> [TEXTE SOURCE]:

------------------------------

Communication

Publié le 16 avril 2006 Lecture : 3 minutes.

Un an après l’élection de Faure Gnassingbé – fils de son père et plus jeune chef d’État du continent derrière cet autre héritier qu’est Joseph Kabila -, le Togo a-t-il changé ? Il faut une bonne dose d’optimisme pour y croire, tout comme il faut de bons yeux pour déceler le mouvement sous les eaux dormantes de la lagune de Bè, tant les apparences sont contraires. Après treize années ininterrompues de suspension de l’aide internationale et presque autant de crise politique, le pays semble vivre sous anesthésie et sa population survivre au jour le jour, sans que l’on sache en définitive qui, d’un régime mutique et d’une opposition archaïque, est le principal responsable de cette atonie généralisée. Les deux sans doute, puisque l’histoire récente du Togo ressemble à un combat permanent pour le pouvoir entre des adversaires pareillement autistes et recrus d’épuisement. Bref, à un formidable gâchis.

------------------------------

> [MATÉRIEL]:
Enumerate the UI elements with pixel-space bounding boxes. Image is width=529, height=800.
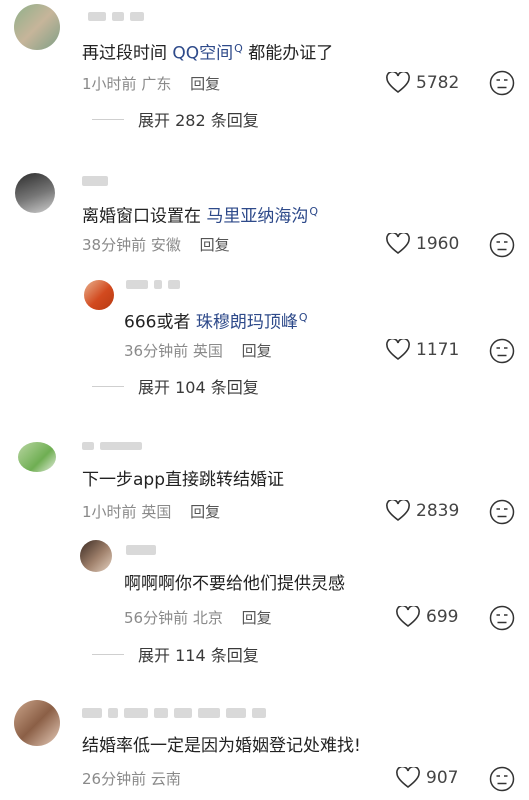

------------------------------

> [CONSIGNE A]:
D'après le texte sur le Togo, combien d'années ininterrompues a duré la suspension de l'aide internationale ?
> [CONSIGNE B]:
Écrivez la suite du texte sur le Togo à partir de sa dernière phrase.

> [RÉPONSE A]:
Treize années.

> [RÉPONSE B]:
Pourtant, cette impression déprimante cache une réalité qui l’est, heureusement, un peu moins. Issus d’un régime autocratique, certes, mais qui eut ses heures de gloire économique, les fondamentaux de l’édifice togolais sont encore honorables. On ignore ainsi généralement que, par rapport au Bénin voisin, dont l’image de marque est nettement plus avantageuse, le Togo enregistre des taux d’analphabétisme et de mortalité infantile inférieurs, une meilleure scolarisation, une espérance de vie et un PIB par habitant supérieurs. Et cela malgré plus d’une décennie de sanctions. On ignore aussi, sauf à décrypter les silences du palais présidentiel, qu’il n’y a plus à Lomé de prisonniers politiques, que les délits de presse n’y sont plus passibles de prison (selon Reporters sans frontières, la liberté d’expression y est équivalente à celle dont jouit le Sénégal ou le Ghana), que la police a remplacé l’armée dans les rues et que la mémoire de Sylvanus Olympio, le premier président du Togo, assassiné en 1963, a été réhabilitée.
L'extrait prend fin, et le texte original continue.